- [Письменное задание 1]
Ответьте на вопросы по тексту о слежке:
(a) Как рассказчик поступал, если приходилось поздно возвращаться домой?
(b) Кто позвонил в милицию из-за микроавтобуса под окном?
(c) Что ответили в милиции?
- [Письменное задание 2]
Перепечатайте фрагмент текста о слежке между словами «Кто-то под моим» и «ждал какой-нибудь пакости.» включительно.
- [Письменное задание 3]
Продолжите текст о слежке, начав сразу после его последнего предложения.

Шрифт:
Я начал приглядываться к окружавшим меня людям: пассажирам в метро, случайным попутчикам по дороге домой. Используя прошлый опыт, старался определить: нет ли «хвоста». Если приходилось поздно возвращаться домой, старался менять маршруты. Дома, прежде чем открыть дверь, спрашивал: кто?. Словом, в своей стране жил, как во вражеском тылу, под угрозой гестаповской расправы.
Кто-то под моим окном поставил микроавтобус. Сосед, которому он мешал подъезжать к гаражу, позвонил в милицию. Сказали: «Автобус служебный, когда надо, тогда и уберут».
Было ясно — гебисты не простят мне непокорности и я ждал какой-нибудь пакости.

- [Записанные данные]
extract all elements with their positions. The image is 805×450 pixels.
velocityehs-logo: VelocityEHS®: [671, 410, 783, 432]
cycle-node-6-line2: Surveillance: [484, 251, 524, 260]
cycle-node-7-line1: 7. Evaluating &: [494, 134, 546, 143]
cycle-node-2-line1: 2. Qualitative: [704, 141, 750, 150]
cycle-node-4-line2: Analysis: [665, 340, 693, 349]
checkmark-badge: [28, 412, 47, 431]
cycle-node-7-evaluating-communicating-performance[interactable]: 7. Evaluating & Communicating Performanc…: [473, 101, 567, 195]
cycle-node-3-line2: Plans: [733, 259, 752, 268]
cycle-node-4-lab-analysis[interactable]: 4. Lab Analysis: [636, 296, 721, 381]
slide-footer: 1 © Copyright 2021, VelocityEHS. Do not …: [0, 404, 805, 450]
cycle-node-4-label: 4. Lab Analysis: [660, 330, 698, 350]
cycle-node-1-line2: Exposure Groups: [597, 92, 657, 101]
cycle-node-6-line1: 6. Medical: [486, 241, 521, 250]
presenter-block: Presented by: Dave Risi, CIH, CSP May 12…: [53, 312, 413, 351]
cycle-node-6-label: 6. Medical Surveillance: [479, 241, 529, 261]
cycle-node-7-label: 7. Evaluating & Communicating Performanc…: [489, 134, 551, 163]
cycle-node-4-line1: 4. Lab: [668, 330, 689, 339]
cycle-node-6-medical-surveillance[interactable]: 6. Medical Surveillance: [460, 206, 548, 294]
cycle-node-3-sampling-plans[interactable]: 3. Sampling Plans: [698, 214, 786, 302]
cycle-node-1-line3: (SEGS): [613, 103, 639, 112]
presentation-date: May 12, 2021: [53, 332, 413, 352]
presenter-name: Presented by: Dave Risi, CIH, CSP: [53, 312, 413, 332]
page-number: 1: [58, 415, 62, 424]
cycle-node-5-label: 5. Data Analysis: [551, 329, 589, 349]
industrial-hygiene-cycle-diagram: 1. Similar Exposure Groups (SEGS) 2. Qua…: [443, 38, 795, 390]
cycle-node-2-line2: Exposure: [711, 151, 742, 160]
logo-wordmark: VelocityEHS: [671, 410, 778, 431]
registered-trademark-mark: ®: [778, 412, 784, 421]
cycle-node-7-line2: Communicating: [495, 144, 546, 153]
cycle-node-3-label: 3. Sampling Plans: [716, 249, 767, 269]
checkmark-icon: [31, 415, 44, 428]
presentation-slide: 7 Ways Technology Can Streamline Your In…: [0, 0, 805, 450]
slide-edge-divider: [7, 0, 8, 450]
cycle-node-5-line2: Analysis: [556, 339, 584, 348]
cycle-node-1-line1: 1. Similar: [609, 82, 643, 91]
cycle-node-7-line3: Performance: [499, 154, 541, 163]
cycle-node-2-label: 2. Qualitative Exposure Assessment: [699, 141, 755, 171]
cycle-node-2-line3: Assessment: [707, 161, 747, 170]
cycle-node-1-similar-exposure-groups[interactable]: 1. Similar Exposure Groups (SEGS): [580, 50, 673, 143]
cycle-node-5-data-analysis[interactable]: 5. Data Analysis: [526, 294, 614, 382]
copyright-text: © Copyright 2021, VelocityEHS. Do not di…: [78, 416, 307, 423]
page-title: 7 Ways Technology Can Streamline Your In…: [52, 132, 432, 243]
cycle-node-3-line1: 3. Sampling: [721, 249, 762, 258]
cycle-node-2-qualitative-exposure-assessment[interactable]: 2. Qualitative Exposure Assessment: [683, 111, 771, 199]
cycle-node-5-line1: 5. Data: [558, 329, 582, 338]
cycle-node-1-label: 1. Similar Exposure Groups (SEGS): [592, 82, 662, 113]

- [Ответ к заданию 1]
(a) Рассказчик старался менять маршруты.
(b) В милицию позвонил сосед, которому микроавтобус мешал подъезжать к гаражу.
(c) В милиции ответили: «Автобус служебный, когда надо, тогда и уберут».

- [Ответ к заданию 2]
Кто-то под моим окном поставил микроавтобус. Сосед, которому он мешал подъезжать к гаражу, позвонил в милицию. Сказали: «Автобус служебный, когда надо, тогда и уберут».
Было ясно — гебисты не простят мне непокорности и я ждал какой-нибудь пакости.

- [Ответ к заданию 3]
47. Моя биография в гебистской интерпретации
Прошло какое-то время, и вот в газете «Советская Россия» появилась статья «Ошибки резидента». Подпись под статьей... Ну конечно, наш знакомый — Саша. Правда, на этот раз уже в обличье «сотрудника группы общественных связей КГБ СССР».
Обзвонил знакомых, но никто эту газету не выписывал. Обратился в почтовое отделение. Оказалось, что среди тысяч подписчиков — на «совраску» подписались только трое. Один из них проживал в нашем доме, и нужный мне номер сохранился.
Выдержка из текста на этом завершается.